[Dataset excerpt]
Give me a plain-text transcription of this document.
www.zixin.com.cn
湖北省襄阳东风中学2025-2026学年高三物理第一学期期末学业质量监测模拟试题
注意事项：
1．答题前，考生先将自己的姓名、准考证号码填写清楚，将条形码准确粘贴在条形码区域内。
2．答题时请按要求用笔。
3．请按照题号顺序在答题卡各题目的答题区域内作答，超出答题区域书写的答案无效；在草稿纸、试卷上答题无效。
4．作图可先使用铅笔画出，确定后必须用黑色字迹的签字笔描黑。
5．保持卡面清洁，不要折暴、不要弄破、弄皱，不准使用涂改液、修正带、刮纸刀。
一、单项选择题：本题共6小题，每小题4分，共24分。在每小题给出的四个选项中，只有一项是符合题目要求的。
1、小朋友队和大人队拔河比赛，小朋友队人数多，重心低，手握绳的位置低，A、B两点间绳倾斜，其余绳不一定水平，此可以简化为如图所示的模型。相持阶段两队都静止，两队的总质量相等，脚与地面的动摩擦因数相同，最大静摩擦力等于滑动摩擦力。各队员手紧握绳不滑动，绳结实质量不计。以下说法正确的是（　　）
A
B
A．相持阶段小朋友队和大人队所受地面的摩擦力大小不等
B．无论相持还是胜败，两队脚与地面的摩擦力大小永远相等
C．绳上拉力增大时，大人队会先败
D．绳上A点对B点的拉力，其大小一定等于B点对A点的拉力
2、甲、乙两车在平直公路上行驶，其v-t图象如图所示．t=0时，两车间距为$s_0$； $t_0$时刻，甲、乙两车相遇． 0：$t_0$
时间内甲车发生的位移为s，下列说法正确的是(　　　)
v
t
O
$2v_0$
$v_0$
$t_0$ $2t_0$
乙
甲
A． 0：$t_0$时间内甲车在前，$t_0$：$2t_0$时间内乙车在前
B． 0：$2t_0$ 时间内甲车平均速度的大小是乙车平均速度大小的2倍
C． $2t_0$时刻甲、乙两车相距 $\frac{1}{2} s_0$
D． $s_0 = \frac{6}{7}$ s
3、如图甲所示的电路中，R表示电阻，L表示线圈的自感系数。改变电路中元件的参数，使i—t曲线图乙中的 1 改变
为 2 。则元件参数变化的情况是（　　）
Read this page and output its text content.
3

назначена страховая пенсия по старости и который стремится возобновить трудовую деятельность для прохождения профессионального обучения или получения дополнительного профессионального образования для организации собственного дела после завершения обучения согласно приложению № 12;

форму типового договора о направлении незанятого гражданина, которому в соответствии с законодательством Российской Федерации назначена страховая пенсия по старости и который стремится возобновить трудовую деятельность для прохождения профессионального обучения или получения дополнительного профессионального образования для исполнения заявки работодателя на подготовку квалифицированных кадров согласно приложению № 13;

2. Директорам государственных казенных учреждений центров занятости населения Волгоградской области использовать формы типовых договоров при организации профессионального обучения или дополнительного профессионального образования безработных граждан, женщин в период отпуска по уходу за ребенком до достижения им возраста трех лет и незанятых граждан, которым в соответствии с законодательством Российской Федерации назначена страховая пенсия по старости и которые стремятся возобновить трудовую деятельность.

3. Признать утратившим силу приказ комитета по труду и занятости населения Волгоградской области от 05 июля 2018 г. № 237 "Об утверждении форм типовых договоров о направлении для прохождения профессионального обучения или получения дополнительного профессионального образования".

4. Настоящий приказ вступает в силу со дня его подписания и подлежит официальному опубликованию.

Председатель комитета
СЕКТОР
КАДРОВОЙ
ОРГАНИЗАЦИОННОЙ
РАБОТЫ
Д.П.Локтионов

▸ REQUIRED TASK:
Extract from the data every line where "Российской" shows up.

▸ ANSWER TO THE PROBLEM:
форму типового договора о направлении незанятого гражданина, которому в соответствии с законодательством Российской Федерации назначена страховая пенсия по старости и который стремится возобновить трудовую деятельность для прохождения профессионального обучения или получения дополнительного профессионального образования для исполнения заявки работодателя на подготовку квалифицированных кадров согласно приложению № 13;
2. Директорам государственных казенных учреждений центров занятости населения Волгоградской области использовать формы типовых договоров при организации профессионального обучения или дополнительного профессионального образования безработных граждан, женщин в период отпуска по уходу за ребенком до достижения им возраста трех лет и незанятых граждан, которым в соответствии с законодательством Российской Федерации назначена страховая пенсия по старости и которые стремятся возобновить трудовую деятельность.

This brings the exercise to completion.